DATA FOR THIS TASK —
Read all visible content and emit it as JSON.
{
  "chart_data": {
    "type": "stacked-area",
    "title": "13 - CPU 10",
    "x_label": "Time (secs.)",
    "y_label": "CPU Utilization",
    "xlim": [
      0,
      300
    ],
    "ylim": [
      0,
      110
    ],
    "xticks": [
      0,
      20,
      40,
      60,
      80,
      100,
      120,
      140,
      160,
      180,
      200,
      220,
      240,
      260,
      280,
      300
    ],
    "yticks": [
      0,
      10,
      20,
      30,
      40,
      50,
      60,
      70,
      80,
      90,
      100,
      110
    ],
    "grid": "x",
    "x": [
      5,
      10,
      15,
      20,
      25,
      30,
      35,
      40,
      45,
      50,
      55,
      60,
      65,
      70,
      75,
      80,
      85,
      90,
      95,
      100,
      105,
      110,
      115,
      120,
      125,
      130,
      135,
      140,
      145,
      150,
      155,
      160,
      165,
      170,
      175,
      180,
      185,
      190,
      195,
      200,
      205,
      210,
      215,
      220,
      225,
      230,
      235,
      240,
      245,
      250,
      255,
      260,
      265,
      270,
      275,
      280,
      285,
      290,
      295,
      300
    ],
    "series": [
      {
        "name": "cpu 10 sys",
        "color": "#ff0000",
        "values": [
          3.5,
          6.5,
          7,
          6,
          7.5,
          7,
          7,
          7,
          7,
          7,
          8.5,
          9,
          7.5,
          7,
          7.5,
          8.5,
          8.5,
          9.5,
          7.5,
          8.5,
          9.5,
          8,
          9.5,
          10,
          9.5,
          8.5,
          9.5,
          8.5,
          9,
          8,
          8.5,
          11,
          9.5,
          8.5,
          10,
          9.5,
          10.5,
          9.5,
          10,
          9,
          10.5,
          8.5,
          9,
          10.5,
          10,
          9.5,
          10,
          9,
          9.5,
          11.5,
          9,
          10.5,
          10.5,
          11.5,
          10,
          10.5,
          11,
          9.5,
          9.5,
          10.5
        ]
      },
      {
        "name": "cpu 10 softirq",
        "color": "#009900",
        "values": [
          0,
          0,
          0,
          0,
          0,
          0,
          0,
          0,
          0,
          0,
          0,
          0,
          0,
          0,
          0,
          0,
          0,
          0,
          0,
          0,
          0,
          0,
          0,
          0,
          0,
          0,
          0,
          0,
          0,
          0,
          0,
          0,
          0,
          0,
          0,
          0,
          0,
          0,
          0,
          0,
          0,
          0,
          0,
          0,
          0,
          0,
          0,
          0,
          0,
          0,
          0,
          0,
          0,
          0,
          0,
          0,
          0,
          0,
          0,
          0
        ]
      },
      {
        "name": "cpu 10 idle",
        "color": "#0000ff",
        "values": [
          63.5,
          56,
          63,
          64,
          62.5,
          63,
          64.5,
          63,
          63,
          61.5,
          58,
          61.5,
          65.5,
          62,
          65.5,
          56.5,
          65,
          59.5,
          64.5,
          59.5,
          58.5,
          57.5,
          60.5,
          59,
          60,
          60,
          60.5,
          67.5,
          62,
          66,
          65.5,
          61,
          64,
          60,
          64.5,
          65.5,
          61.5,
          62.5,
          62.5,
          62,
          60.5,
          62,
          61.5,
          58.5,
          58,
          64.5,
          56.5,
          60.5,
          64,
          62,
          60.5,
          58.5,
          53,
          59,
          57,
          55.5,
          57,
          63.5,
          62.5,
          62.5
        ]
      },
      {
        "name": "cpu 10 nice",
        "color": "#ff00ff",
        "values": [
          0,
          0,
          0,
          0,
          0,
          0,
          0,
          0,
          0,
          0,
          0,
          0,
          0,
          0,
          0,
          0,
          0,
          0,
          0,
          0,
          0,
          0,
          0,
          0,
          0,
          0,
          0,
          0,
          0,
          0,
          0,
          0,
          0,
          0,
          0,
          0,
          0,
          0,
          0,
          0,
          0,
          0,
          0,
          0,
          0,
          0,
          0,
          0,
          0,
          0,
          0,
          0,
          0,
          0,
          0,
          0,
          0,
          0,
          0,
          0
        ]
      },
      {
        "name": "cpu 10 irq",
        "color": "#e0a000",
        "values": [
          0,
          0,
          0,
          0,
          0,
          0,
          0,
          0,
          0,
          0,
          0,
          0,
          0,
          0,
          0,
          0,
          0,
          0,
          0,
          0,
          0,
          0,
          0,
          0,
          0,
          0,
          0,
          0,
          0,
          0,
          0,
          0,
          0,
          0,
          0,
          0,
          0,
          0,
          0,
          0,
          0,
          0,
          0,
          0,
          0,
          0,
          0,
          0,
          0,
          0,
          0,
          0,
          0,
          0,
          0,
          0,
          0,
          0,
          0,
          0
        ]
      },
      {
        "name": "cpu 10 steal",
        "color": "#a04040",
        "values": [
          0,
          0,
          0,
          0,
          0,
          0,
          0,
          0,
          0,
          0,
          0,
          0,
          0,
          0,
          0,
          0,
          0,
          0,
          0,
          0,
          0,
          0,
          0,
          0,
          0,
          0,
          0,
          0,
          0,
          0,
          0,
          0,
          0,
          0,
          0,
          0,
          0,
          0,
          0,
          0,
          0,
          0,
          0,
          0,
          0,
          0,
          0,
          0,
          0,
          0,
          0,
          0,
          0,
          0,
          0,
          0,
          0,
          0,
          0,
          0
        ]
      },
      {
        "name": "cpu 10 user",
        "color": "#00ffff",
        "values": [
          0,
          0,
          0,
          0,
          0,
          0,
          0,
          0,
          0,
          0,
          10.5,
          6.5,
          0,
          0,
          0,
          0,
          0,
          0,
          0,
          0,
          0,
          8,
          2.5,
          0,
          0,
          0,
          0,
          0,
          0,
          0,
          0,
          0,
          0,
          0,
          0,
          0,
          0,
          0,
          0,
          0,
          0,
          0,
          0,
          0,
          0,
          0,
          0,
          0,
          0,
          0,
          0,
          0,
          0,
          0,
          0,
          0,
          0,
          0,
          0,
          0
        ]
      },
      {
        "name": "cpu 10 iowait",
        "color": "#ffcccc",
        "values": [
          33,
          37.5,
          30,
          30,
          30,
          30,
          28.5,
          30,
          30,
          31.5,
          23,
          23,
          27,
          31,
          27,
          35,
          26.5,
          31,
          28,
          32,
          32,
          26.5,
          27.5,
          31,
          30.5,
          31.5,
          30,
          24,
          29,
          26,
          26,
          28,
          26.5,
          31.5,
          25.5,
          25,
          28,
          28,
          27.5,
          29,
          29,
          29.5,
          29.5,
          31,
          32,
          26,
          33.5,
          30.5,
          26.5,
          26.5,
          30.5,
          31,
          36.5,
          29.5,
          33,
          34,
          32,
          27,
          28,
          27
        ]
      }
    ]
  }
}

PROBLEM REQUIREMENTS — Locate the word "name" in the records above, and return each line that has it.

RESULT BELOW —
        "name": "cpu 10 sys",
        "name": "cpu 10 softirq",
        "name": "cpu 10 idle",
        "name": "cpu 10 nice",
        "name": "cpu 10 irq",
        "name": "cpu 10 steal",
        "name": "cpu 10 user",
        "name": "cpu 10 iowait",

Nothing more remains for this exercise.